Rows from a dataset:
● ● ● ●
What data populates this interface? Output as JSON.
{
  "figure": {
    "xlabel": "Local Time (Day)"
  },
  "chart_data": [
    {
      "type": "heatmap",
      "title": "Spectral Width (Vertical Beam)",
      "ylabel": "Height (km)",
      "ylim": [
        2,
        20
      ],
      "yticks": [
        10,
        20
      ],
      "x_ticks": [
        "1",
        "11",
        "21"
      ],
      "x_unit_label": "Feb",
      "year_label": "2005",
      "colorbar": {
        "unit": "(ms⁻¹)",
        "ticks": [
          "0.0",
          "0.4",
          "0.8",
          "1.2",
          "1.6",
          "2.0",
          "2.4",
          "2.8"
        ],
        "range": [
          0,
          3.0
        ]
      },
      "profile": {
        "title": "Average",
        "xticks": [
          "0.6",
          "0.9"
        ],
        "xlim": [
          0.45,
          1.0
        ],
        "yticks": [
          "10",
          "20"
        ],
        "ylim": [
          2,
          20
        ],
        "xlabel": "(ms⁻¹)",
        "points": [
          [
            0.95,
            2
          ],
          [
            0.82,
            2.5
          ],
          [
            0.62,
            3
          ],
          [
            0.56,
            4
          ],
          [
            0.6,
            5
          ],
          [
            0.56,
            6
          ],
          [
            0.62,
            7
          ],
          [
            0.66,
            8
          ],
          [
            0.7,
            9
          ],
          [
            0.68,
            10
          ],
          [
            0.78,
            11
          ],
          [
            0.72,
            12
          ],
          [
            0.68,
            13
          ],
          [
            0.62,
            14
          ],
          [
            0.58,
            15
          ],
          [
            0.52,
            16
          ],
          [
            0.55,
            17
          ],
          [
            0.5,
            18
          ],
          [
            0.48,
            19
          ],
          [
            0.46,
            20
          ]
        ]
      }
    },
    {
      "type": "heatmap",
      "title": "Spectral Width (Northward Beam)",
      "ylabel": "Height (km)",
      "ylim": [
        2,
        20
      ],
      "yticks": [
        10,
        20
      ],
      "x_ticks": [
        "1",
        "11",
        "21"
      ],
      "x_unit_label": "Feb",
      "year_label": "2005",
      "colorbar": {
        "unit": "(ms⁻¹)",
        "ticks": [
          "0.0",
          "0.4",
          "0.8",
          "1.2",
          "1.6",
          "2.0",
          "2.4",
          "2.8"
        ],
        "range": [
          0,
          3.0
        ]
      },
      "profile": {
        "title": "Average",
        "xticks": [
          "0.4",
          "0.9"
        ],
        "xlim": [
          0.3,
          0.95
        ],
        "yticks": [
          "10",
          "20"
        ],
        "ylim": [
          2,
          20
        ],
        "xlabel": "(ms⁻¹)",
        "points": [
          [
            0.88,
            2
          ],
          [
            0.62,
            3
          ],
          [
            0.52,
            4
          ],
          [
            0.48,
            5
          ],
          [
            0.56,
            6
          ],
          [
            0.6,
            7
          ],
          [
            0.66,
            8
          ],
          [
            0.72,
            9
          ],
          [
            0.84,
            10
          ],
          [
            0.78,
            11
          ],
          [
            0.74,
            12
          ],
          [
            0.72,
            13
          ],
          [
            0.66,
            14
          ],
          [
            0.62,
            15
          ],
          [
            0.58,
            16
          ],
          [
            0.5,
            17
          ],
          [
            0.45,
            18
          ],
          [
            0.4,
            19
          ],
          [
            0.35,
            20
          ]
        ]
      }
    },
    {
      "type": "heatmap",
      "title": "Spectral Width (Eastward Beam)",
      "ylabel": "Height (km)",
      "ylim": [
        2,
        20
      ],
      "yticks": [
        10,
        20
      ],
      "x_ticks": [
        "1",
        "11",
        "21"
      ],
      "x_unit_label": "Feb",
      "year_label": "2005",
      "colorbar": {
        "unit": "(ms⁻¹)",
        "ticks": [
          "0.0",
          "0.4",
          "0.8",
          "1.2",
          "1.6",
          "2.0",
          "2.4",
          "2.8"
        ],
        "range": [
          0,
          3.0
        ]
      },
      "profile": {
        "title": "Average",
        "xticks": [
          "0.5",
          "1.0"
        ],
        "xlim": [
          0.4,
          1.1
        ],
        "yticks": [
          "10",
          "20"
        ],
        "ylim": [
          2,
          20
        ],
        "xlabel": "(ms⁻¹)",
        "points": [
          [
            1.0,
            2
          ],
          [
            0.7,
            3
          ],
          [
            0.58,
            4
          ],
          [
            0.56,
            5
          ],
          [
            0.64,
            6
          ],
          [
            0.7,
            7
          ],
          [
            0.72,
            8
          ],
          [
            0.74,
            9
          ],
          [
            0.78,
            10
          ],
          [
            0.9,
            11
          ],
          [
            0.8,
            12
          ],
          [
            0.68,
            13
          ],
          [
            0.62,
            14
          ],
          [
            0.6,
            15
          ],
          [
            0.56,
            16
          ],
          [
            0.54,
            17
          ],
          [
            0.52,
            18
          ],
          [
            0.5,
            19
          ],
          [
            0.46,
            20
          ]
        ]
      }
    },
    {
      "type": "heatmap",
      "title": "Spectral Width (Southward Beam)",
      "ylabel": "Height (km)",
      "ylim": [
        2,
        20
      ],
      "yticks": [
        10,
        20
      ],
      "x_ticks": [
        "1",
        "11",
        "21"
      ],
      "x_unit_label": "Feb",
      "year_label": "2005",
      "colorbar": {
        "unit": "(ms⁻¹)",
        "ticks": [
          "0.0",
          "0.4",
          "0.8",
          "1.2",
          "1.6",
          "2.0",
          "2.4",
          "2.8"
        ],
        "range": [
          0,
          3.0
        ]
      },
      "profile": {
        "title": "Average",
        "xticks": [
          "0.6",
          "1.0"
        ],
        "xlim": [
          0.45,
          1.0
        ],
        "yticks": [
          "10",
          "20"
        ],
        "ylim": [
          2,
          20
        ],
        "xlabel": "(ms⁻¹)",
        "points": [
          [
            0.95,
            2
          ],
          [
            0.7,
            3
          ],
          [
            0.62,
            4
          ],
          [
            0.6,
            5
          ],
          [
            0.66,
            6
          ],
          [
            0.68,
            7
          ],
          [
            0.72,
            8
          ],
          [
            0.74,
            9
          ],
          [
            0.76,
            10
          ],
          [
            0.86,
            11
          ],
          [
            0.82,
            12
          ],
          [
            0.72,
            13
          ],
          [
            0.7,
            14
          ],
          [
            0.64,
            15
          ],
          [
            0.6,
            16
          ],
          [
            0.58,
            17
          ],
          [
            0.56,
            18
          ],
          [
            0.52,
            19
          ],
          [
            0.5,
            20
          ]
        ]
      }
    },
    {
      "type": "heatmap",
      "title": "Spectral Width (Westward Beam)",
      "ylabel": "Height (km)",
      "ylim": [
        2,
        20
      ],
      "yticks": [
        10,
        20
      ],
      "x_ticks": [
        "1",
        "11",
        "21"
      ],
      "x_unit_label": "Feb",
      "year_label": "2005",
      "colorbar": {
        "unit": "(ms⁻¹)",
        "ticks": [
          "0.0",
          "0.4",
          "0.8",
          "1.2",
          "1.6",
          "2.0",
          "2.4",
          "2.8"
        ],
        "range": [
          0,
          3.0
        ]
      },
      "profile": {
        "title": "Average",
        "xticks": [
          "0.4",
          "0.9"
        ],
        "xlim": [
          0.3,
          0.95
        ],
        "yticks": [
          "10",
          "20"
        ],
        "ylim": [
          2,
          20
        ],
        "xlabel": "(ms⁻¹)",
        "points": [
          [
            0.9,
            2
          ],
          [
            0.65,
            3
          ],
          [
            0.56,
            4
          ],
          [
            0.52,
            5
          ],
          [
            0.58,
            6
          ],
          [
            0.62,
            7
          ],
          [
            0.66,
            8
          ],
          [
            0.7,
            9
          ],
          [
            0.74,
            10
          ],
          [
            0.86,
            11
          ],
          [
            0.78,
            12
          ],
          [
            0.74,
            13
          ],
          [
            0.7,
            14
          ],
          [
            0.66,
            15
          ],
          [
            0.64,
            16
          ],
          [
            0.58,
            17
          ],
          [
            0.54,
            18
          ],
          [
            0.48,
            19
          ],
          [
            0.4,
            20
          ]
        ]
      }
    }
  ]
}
● ● ● ●
Exercise objective:
List the lines of the records where "Spectral" occurs.

Full response:
      "title": "Spectral Width (Vertical Beam)",
      "title": "Spectral Width (Northward Beam)",
      "title": "Spectral Width (Eastward Beam)",
      "title": "Spectral Width (Southward Beam)",
      "title": "Spectral Width (Westward Beam)",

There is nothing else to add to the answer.